▶ [DIRECTION]
Output the material word for word. Leave each picture out.

▶ [INFORMATION SUPPLIED]
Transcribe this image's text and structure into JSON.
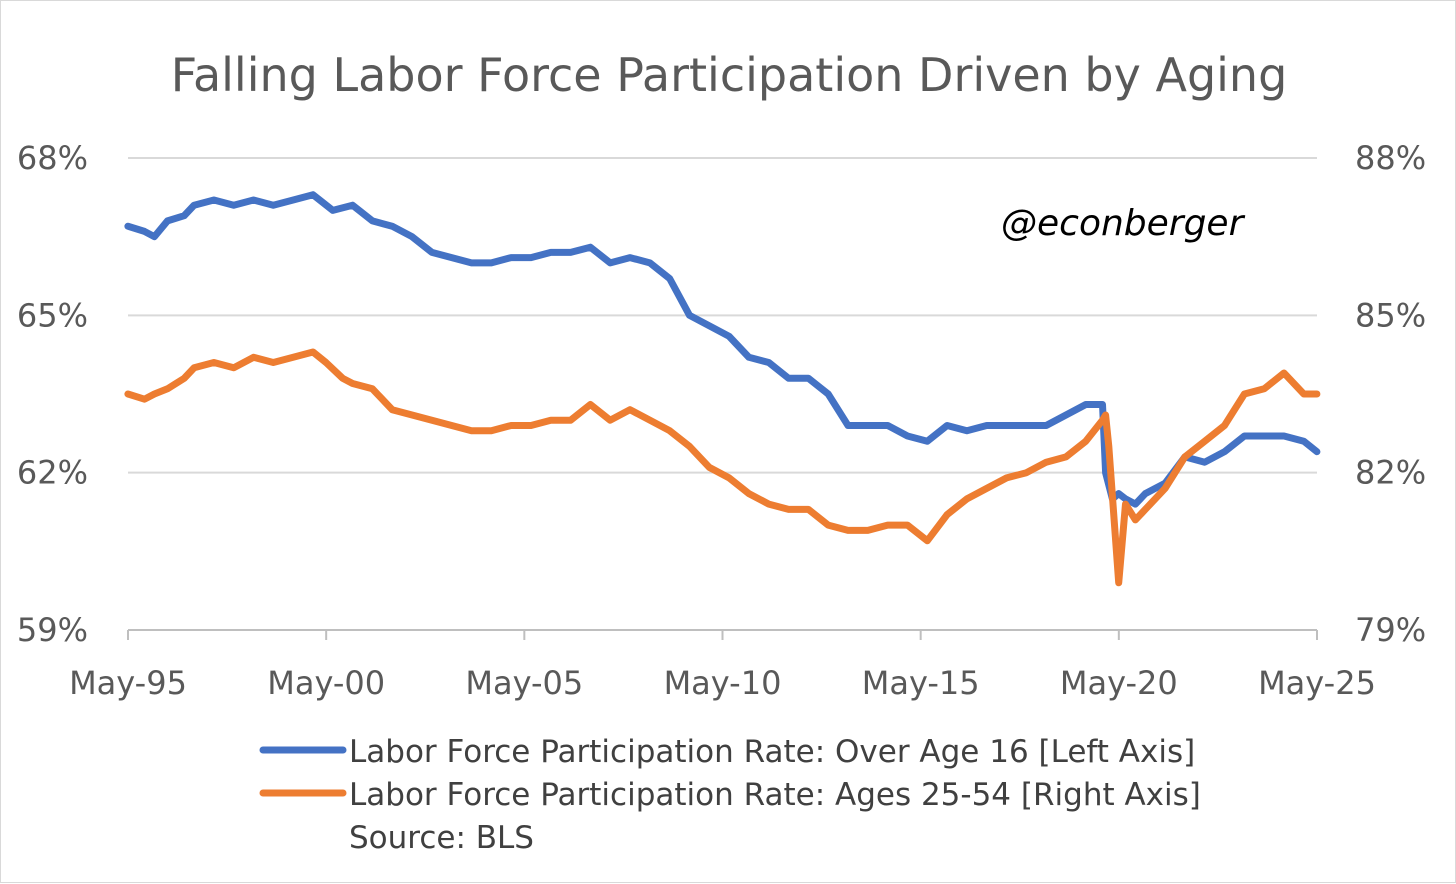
{
  "chart_data": {
    "type": "line",
    "title": "Falling Labor Force Participation Driven by Aging",
    "watermark": "@econberger",
    "x_labels": [
      "May-95",
      "May-00",
      "May-05",
      "May-10",
      "May-15",
      "May-20",
      "May-25"
    ],
    "xlim": [
      1995.333,
      2025.333
    ],
    "left_axis": {
      "ticks": [
        "68%",
        "65%",
        "62%",
        "59%"
      ],
      "values": [
        68,
        65,
        62,
        59
      ],
      "ylim": [
        59,
        68
      ]
    },
    "right_axis": {
      "ticks": [
        "88%",
        "85%",
        "82%",
        "79%"
      ],
      "values": [
        88,
        85,
        82,
        79
      ],
      "ylim": [
        79,
        88
      ]
    },
    "grid": "horizontal",
    "series": [
      {
        "name": "Labor Force Participation Rate: Over Age 16 [Left Axis]",
        "axis": "left",
        "color": "#4472C4",
        "x": [
          1995.33,
          1995.75,
          1996.0,
          1996.33,
          1996.75,
          1997.0,
          1997.5,
          1998.0,
          1998.5,
          1999.0,
          1999.5,
          2000.0,
          2000.5,
          2001.0,
          2001.5,
          2002.0,
          2002.5,
          2003.0,
          2003.5,
          2004.0,
          2004.5,
          2005.0,
          2005.5,
          2006.0,
          2006.5,
          2007.0,
          2007.5,
          2008.0,
          2008.5,
          2009.0,
          2009.5,
          2010.0,
          2010.5,
          2011.0,
          2011.5,
          2012.0,
          2012.5,
          2013.0,
          2013.5,
          2014.0,
          2014.5,
          2015.0,
          2015.5,
          2016.0,
          2016.5,
          2017.0,
          2017.5,
          2018.0,
          2018.5,
          2019.0,
          2019.5,
          2019.92,
          2020.0,
          2020.17,
          2020.33,
          2020.5,
          2020.75,
          2021.0,
          2021.5,
          2022.0,
          2022.5,
          2023.0,
          2023.5,
          2024.0,
          2024.5,
          2025.0,
          2025.33
        ],
        "values": [
          66.7,
          66.6,
          66.5,
          66.8,
          66.9,
          67.1,
          67.2,
          67.1,
          67.2,
          67.1,
          67.2,
          67.3,
          67.0,
          67.1,
          66.8,
          66.7,
          66.5,
          66.2,
          66.1,
          66.0,
          66.0,
          66.1,
          66.1,
          66.2,
          66.2,
          66.3,
          66.0,
          66.1,
          66.0,
          65.7,
          65.0,
          64.8,
          64.6,
          64.2,
          64.1,
          63.8,
          63.8,
          63.5,
          62.9,
          62.9,
          62.9,
          62.7,
          62.6,
          62.9,
          62.8,
          62.9,
          62.9,
          62.9,
          62.9,
          63.1,
          63.3,
          63.3,
          62.0,
          61.5,
          61.6,
          61.5,
          61.4,
          61.6,
          61.8,
          62.3,
          62.2,
          62.4,
          62.7,
          62.7,
          62.7,
          62.6,
          62.4
        ]
      },
      {
        "name": "Labor Force Participation Rate: Ages 25-54 [Right Axis]",
        "axis": "right",
        "color": "#ED7D31",
        "x": [
          1995.33,
          1995.75,
          1996.0,
          1996.33,
          1996.75,
          1997.0,
          1997.5,
          1998.0,
          1998.5,
          1999.0,
          1999.5,
          2000.0,
          2000.33,
          2000.75,
          2001.0,
          2001.5,
          2002.0,
          2002.5,
          2003.0,
          2003.5,
          2004.0,
          2004.5,
          2005.0,
          2005.5,
          2006.0,
          2006.5,
          2007.0,
          2007.5,
          2008.0,
          2008.5,
          2009.0,
          2009.5,
          2010.0,
          2010.5,
          2011.0,
          2011.5,
          2012.0,
          2012.5,
          2013.0,
          2013.5,
          2014.0,
          2014.5,
          2015.0,
          2015.5,
          2016.0,
          2016.5,
          2017.0,
          2017.5,
          2018.0,
          2018.5,
          2019.0,
          2019.5,
          2019.92,
          2020.0,
          2020.08,
          2020.33,
          2020.5,
          2020.75,
          2021.0,
          2021.5,
          2022.0,
          2022.5,
          2023.0,
          2023.5,
          2024.0,
          2024.5,
          2025.0,
          2025.33
        ],
        "values": [
          83.5,
          83.4,
          83.5,
          83.6,
          83.8,
          84.0,
          84.1,
          84.0,
          84.2,
          84.1,
          84.2,
          84.3,
          84.1,
          83.8,
          83.7,
          83.6,
          83.2,
          83.1,
          83.0,
          82.9,
          82.8,
          82.8,
          82.9,
          82.9,
          83.0,
          83.0,
          83.3,
          83.0,
          83.2,
          83.0,
          82.8,
          82.5,
          82.1,
          81.9,
          81.6,
          81.4,
          81.3,
          81.3,
          81.0,
          80.9,
          80.9,
          81.0,
          81.0,
          80.7,
          81.2,
          81.5,
          81.7,
          81.9,
          82.0,
          82.2,
          82.3,
          82.6,
          83.0,
          83.1,
          82.5,
          79.9,
          81.4,
          81.1,
          81.3,
          81.7,
          82.3,
          82.6,
          82.9,
          83.5,
          83.6,
          83.9,
          83.5,
          83.5
        ]
      }
    ],
    "legend": {
      "position": "bottom",
      "entries": [
        "Labor Force Participation Rate: Over Age 16 [Left Axis]",
        "Labor Force Participation Rate: Ages 25-54 [Right Axis]"
      ]
    },
    "source": "Source: BLS"
  }
}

▶ [TASK SOLUTION]
Transcribe this image's text and structure into JSON.
{
  "chart_data": {
    "type": "line",
    "title": "Falling Labor Force Participation Driven by Aging",
    "watermark": "@econberger",
    "x_labels": [
      "May-95",
      "May-00",
      "May-05",
      "May-10",
      "May-15",
      "May-20",
      "May-25"
    ],
    "xlim": [
      1995.333,
      2025.333
    ],
    "left_axis": {
      "ticks": [
        "68%",
        "65%",
        "62%",
        "59%"
      ],
      "values": [
        68,
        65,
        62,
        59
      ],
      "ylim": [
        59,
        68
      ]
    },
    "right_axis": {
      "ticks": [
        "88%",
        "85%",
        "82%",
        "79%"
      ],
      "values": [
        88,
        85,
        82,
        79
      ],
      "ylim": [
        79,
        88
      ]
    },
    "grid": "horizontal",
    "series": [
      {
        "name": "Labor Force Participation Rate: Over Age 16 [Left Axis]",
        "axis": "left",
        "color": "#4472C4",
        "x": [
          1995.33,
          1995.75,
          1996.0,
          1996.33,
          1996.75,
          1997.0,
          1997.5,
          1998.0,
          1998.5,
          1999.0,
          1999.5,
          2000.0,
          2000.5,
          2001.0,
          2001.5,
          2002.0,
          2002.5,
          2003.0,
          2003.5,
          2004.0,
          2004.5,
          2005.0,
          2005.5,
          2006.0,
          2006.5,
          2007.0,
          2007.5,
          2008.0,
          2008.5,
          2009.0,
          2009.5,
          2010.0,
          2010.5,
          2011.0,
          2011.5,
          2012.0,
          2012.5,
          2013.0,
          2013.5,
          2014.0,
          2014.5,
          2015.0,
          2015.5,
          2016.0,
          2016.5,
          2017.0,
          2017.5,
          2018.0,
          2018.5,
          2019.0,
          2019.5,
          2019.92,
          2020.0,
          2020.17,
          2020.33,
          2020.5,
          2020.75,
          2021.0,
          2021.5,
          2022.0,
          2022.5,
          2023.0,
          2023.5,
          2024.0,
          2024.5,
          2025.0,
          2025.33
        ],
        "values": [
          66.7,
          66.6,
          66.5,
          66.8,
          66.9,
          67.1,
          67.2,
          67.1,
          67.2,
          67.1,
          67.2,
          67.3,
          67.0,
          67.1,
          66.8,
          66.7,
          66.5,
          66.2,
          66.1,
          66.0,
          66.0,
          66.1,
          66.1,
          66.2,
          66.2,
          66.3,
          66.0,
          66.1,
          66.0,
          65.7,
          65.0,
          64.8,
          64.6,
          64.2,
          64.1,
          63.8,
          63.8,
          63.5,
          62.9,
          62.9,
          62.9,
          62.7,
          62.6,
          62.9,
          62.8,
          62.9,
          62.9,
          62.9,
          62.9,
          63.1,
          63.3,
          63.3,
          62.0,
          61.5,
          61.6,
          61.5,
          61.4,
          61.6,
          61.8,
          62.3,
          62.2,
          62.4,
          62.7,
          62.7,
          62.7,
          62.6,
          62.4
        ]
      },
      {
        "name": "Labor Force Participation Rate: Ages 25-54 [Right Axis]",
        "axis": "right",
        "color": "#ED7D31",
        "x": [
          1995.33,
          1995.75,
          1996.0,
          1996.33,
          1996.75,
          1997.0,
          1997.5,
          1998.0,
          1998.5,
          1999.0,
          1999.5,
          2000.0,
          2000.33,
          2000.75,
          2001.0,
          2001.5,
          2002.0,
          2002.5,
          2003.0,
          2003.5,
          2004.0,
          2004.5,
          2005.0,
          2005.5,
          2006.0,
          2006.5,
          2007.0,
          2007.5,
          2008.0,
          2008.5,
          2009.0,
          2009.5,
          2010.0,
          2010.5,
          2011.0,
          2011.5,
          2012.0,
          2012.5,
          2013.0,
          2013.5,
          2014.0,
          2014.5,
          2015.0,
          2015.5,
          2016.0,
          2016.5,
          2017.0,
          2017.5,
          2018.0,
          2018.5,
          2019.0,
          2019.5,
          2019.92,
          2020.0,
          2020.08,
          2020.33,
          2020.5,
          2020.75,
          2021.0,
          2021.5,
          2022.0,
          2022.5,
          2023.0,
          2023.5,
          2024.0,
          2024.5,
          2025.0,
          2025.33
        ],
        "values": [
          83.5,
          83.4,
          83.5,
          83.6,
          83.8,
          84.0,
          84.1,
          84.0,
          84.2,
          84.1,
          84.2,
          84.3,
          84.1,
          83.8,
          83.7,
          83.6,
          83.2,
          83.1,
          83.0,
          82.9,
          82.8,
          82.8,
          82.9,
          82.9,
          83.0,
          83.0,
          83.3,
          83.0,
          83.2,
          83.0,
          82.8,
          82.5,
          82.1,
          81.9,
          81.6,
          81.4,
          81.3,
          81.3,
          81.0,
          80.9,
          80.9,
          81.0,
          81.0,
          80.7,
          81.2,
          81.5,
          81.7,
          81.9,
          82.0,
          82.2,
          82.3,
          82.6,
          83.0,
          83.1,
          82.5,
          79.9,
          81.4,
          81.1,
          81.3,
          81.7,
          82.3,
          82.6,
          82.9,
          83.5,
          83.6,
          83.9,
          83.5,
          83.5
        ]
      }
    ],
    "legend": {
      "position": "bottom",
      "entries": [
        "Labor Force Participation Rate: Over Age 16 [Left Axis]",
        "Labor Force Participation Rate: Ages 25-54 [Right Axis]"
      ]
    },
    "source": "Source: BLS"
  }
}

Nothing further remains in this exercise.